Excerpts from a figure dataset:
######

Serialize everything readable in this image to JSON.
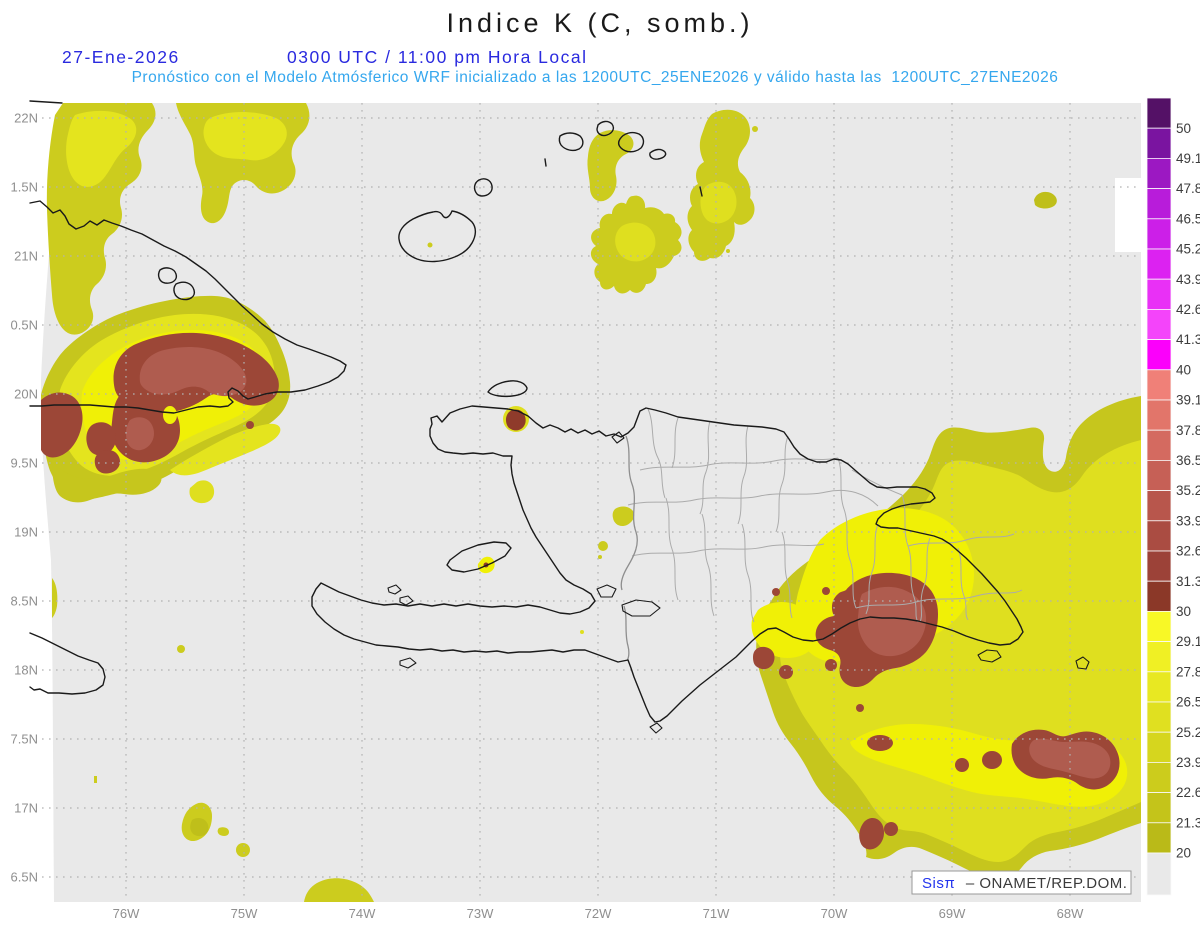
{
  "header": {
    "title": "Indice K (C, somb.)",
    "date": "27-Ene-2026",
    "time_line": "0300 UTC / 11:00 pm Hora Local",
    "forecast_line": "Pronóstico con el Modelo Atmósferico WRF inicializado a las 1200UTC_25ENE2026 y válido hasta las  1200UTC_27ENE2026"
  },
  "axes": {
    "y_labels": [
      "22N",
      "1.5N",
      "21N",
      "0.5N",
      "20N",
      "9.5N",
      "19N",
      "8.5N",
      "18N",
      "7.5N",
      "17N",
      "6.5N"
    ],
    "x_labels": [
      "76W",
      "75W",
      "74W",
      "73W",
      "72W",
      "71W",
      "70W",
      "69W",
      "68W"
    ]
  },
  "colorbar": {
    "labels": [
      "50",
      "49.1",
      "47.8",
      "46.5",
      "45.2",
      "43.9",
      "42.6",
      "41.3",
      "40",
      "39.1",
      "37.8",
      "36.5",
      "35.2",
      "33.9",
      "32.6",
      "31.3",
      "30",
      "29.1",
      "27.8",
      "26.5",
      "25.2",
      "23.9",
      "22.6",
      "21.3",
      "20"
    ],
    "colors": [
      "#541166",
      "#7A14A0",
      "#9C18C2",
      "#B81CDA",
      "#CC1FE8",
      "#DC22F1",
      "#E930F6",
      "#F444FA",
      "#FB00FB",
      "#F08078",
      "#E2756A",
      "#D46A60",
      "#C66056",
      "#B8564C",
      "#AA4C42",
      "#9C4238",
      "#8B3828",
      "#F8F826",
      "#F0F024",
      "#E8E822",
      "#E0E020",
      "#D6D61E",
      "#CCCC1C",
      "#C4C41A",
      "#BABA18",
      "#E9E9E9"
    ]
  },
  "attribution": {
    "brand": "Sisπ",
    "suffix": "– ONAMET/REP.DOM."
  },
  "palette": {
    "page_bg": "#FFFFFF",
    "domain_gray": "#E9E9E9",
    "coast": "#1A1A1A",
    "province": "#ABABAB",
    "border_line": "#8E8E8E",
    "grid": "#B2B2B2",
    "yellow_fringe": "#C6C61D",
    "yellow_low": "#CCCC1E",
    "yellow_mid": "#DFDF1F",
    "yellow_mid2": "#E4E41E",
    "yellow_bright": "#F0F006",
    "yellow_brightest": "#F6F600",
    "yellow_dark": "#BFBF1A",
    "brown": "#9C4737",
    "brown_light": "#AF5C4F",
    "brown_dark": "#8F3B2B",
    "date_blue": "#2A2ADF",
    "forecast_cyan": "#35A7EE",
    "axis_gray": "#8F8F8F",
    "cbar_label": "#3C3C3C",
    "attr_brand": "#2233EE",
    "attr_text": "#3A3A3A",
    "attr_border": "#999999"
  }
}
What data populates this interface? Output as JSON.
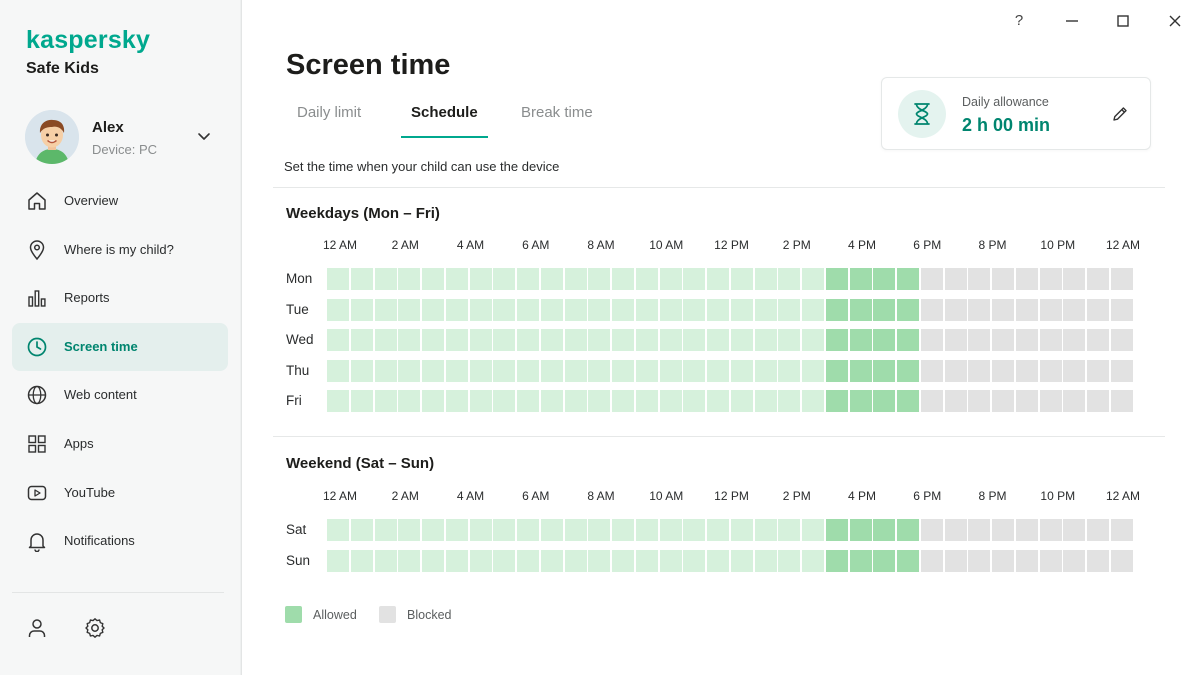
{
  "brand": {
    "logo": "kaspersky",
    "product": "Safe Kids"
  },
  "profile": {
    "name": "Alex",
    "device": "Device: PC"
  },
  "nav": [
    {
      "id": "overview",
      "label": "Overview",
      "icon": "home-icon",
      "active": false
    },
    {
      "id": "where",
      "label": "Where is my child?",
      "icon": "location-pin-icon",
      "active": false
    },
    {
      "id": "reports",
      "label": "Reports",
      "icon": "bar-chart-icon",
      "active": false
    },
    {
      "id": "screen-time",
      "label": "Screen time",
      "icon": "clock-icon",
      "active": true
    },
    {
      "id": "web-content",
      "label": "Web content",
      "icon": "globe-icon",
      "active": false
    },
    {
      "id": "apps",
      "label": "Apps",
      "icon": "grid-icon",
      "active": false
    },
    {
      "id": "youtube",
      "label": "YouTube",
      "icon": "play-icon",
      "active": false
    },
    {
      "id": "notifications",
      "label": "Notifications",
      "icon": "bell-icon",
      "active": false
    }
  ],
  "footer": {
    "account_icon": "person-icon",
    "settings_icon": "gear-icon"
  },
  "window": {
    "help_label": "?"
  },
  "page": {
    "title": "Screen time",
    "tabs": [
      {
        "label": "Daily limit",
        "active": false
      },
      {
        "label": "Schedule",
        "active": true
      },
      {
        "label": "Break time",
        "active": false
      }
    ],
    "description": "Set the time when your child can use the device"
  },
  "allowance": {
    "label": "Daily allowance",
    "value": "2 h 00 min",
    "icon": "hourglass-icon"
  },
  "schedule": {
    "hour_labels": [
      "12 AM",
      "2 AM",
      "4 AM",
      "6 AM",
      "8 AM",
      "10 AM",
      "12 PM",
      "2 PM",
      "4 PM",
      "6 PM",
      "8 PM",
      "10 PM",
      "12 AM"
    ],
    "slots_per_day": 34,
    "allowed_slots": 21,
    "highlighted_slots": [
      21,
      22,
      23,
      24
    ],
    "weekdays": {
      "title": "Weekdays (Mon – Fri)",
      "days": [
        "Mon",
        "Tue",
        "Wed",
        "Thu",
        "Fri"
      ]
    },
    "weekend": {
      "title": "Weekend (Sat – Sun)",
      "days": [
        "Sat",
        "Sun"
      ]
    }
  },
  "legend": {
    "allowed": {
      "label": "Allowed",
      "color": "#9fdcab"
    },
    "blocked": {
      "label": "Blocked",
      "color": "#e2e2e2"
    }
  },
  "colors": {
    "accent": "#00a88e",
    "accent_dark": "#00856f",
    "allowed_light": "#d6f1dc",
    "allowed_active": "#9fdcab",
    "blocked": "#e2e2e2"
  }
}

######

> **Exercise instructions**:
Copy out all the data exactly; skip the pictures.

> **Result**:
Serialize everything readable in this image to JSON.
{
  "header": {
    "title": "Indice K (C, somb.)",
    "date": "27-Ene-2026",
    "time_line": "0300 UTC / 11:00 pm Hora Local",
    "forecast_line": "Pronóstico con el Modelo Atmósferico WRF inicializado a las 1200UTC_25ENE2026 y válido hasta las  1200UTC_27ENE2026"
  },
  "axes": {
    "y_labels": [
      "22N",
      "1.5N",
      "21N",
      "0.5N",
      "20N",
      "9.5N",
      "19N",
      "8.5N",
      "18N",
      "7.5N",
      "17N",
      "6.5N"
    ],
    "x_labels": [
      "76W",
      "75W",
      "74W",
      "73W",
      "72W",
      "71W",
      "70W",
      "69W",
      "68W"
    ]
  },
  "colorbar": {
    "labels": [
      "50",
      "49.1",
      "47.8",
      "46.5",
      "45.2",
      "43.9",
      "42.6",
      "41.3",
      "40",
      "39.1",
      "37.8",
      "36.5",
      "35.2",
      "33.9",
      "32.6",
      "31.3",
      "30",
      "29.1",
      "27.8",
      "26.5",
      "25.2",
      "23.9",
      "22.6",
      "21.3",
      "20"
    ],
    "colors": [
      "#541166",
      "#7A14A0",
      "#9C18C2",
      "#B81CDA",
      "#CC1FE8",
      "#DC22F1",
      "#E930F6",
      "#F444FA",
      "#FB00FB",
      "#F08078",
      "#E2756A",
      "#D46A60",
      "#C66056",
      "#B8564C",
      "#AA4C42",
      "#9C4238",
      "#8B3828",
      "#F8F826",
      "#F0F024",
      "#E8E822",
      "#E0E020",
      "#D6D61E",
      "#CCCC1C",
      "#C4C41A",
      "#BABA18",
      "#E9E9E9"
    ]
  },
  "attribution": {
    "brand": "Sisπ",
    "suffix": "– ONAMET/REP.DOM."
  },
  "palette": {
    "page_bg": "#FFFFFF",
    "domain_gray": "#E9E9E9",
    "coast": "#1A1A1A",
    "province": "#ABABAB",
    "border_line": "#8E8E8E",
    "grid": "#B2B2B2",
    "yellow_fringe": "#C6C61D",
    "yellow_low": "#CCCC1E",
    "yellow_mid": "#DFDF1F",
    "yellow_mid2": "#E4E41E",
    "yellow_bright": "#F0F006",
    "yellow_brightest": "#F6F600",
    "yellow_dark": "#BFBF1A",
    "brown": "#9C4737",
    "brown_light": "#AF5C4F",
    "brown_dark": "#8F3B2B",
    "date_blue": "#2A2ADF",
    "forecast_cyan": "#35A7EE",
    "axis_gray": "#8F8F8F",
    "cbar_label": "#3C3C3C",
    "attr_brand": "#2233EE",
    "attr_text": "#3A3A3A",
    "attr_border": "#999999"
  }
}
What data populates this interface? Output as JSON.
{
  "brand": {
    "logo": "kaspersky",
    "product": "Safe Kids"
  },
  "profile": {
    "name": "Alex",
    "device": "Device: PC"
  },
  "nav": [
    {
      "id": "overview",
      "label": "Overview",
      "icon": "home-icon",
      "active": false
    },
    {
      "id": "where",
      "label": "Where is my child?",
      "icon": "location-pin-icon",
      "active": false
    },
    {
      "id": "reports",
      "label": "Reports",
      "icon": "bar-chart-icon",
      "active": false
    },
    {
      "id": "screen-time",
      "label": "Screen time",
      "icon": "clock-icon",
      "active": true
    },
    {
      "id": "web-content",
      "label": "Web content",
      "icon": "globe-icon",
      "active": false
    },
    {
      "id": "apps",
      "label": "Apps",
      "icon": "grid-icon",
      "active": false
    },
    {
      "id": "youtube",
      "label": "YouTube",
      "icon": "play-icon",
      "active": false
    },
    {
      "id": "notifications",
      "label": "Notifications",
      "icon": "bell-icon",
      "active": false
    }
  ],
  "footer": {
    "account_icon": "person-icon",
    "settings_icon": "gear-icon"
  },
  "window": {
    "help_label": "?"
  },
  "page": {
    "title": "Screen time",
    "tabs": [
      {
        "label": "Daily limit",
        "active": false
      },
      {
        "label": "Schedule",
        "active": true
      },
      {
        "label": "Break time",
        "active": false
      }
    ],
    "description": "Set the time when your child can use the device"
  },
  "allowance": {
    "label": "Daily allowance",
    "value": "2 h 00 min",
    "icon": "hourglass-icon"
  },
  "schedule": {
    "hour_labels": [
      "12 AM",
      "2 AM",
      "4 AM",
      "6 AM",
      "8 AM",
      "10 AM",
      "12 PM",
      "2 PM",
      "4 PM",
      "6 PM",
      "8 PM",
      "10 PM",
      "12 AM"
    ],
    "slots_per_day": 34,
    "allowed_slots": 21,
    "highlighted_slots": [
      21,
      22,
      23,
      24
    ],
    "weekdays": {
      "title": "Weekdays (Mon – Fri)",
      "days": [
        "Mon",
        "Tue",
        "Wed",
        "Thu",
        "Fri"
      ]
    },
    "weekend": {
      "title": "Weekend (Sat – Sun)",
      "days": [
        "Sat",
        "Sun"
      ]
    }
  },
  "legend": {
    "allowed": {
      "label": "Allowed",
      "color": "#9fdcab"
    },
    "blocked": {
      "label": "Blocked",
      "color": "#e2e2e2"
    }
  },
  "colors": {
    "accent": "#00a88e",
    "accent_dark": "#00856f",
    "allowed_light": "#d6f1dc",
    "allowed_active": "#9fdcab",
    "blocked": "#e2e2e2"
  }
}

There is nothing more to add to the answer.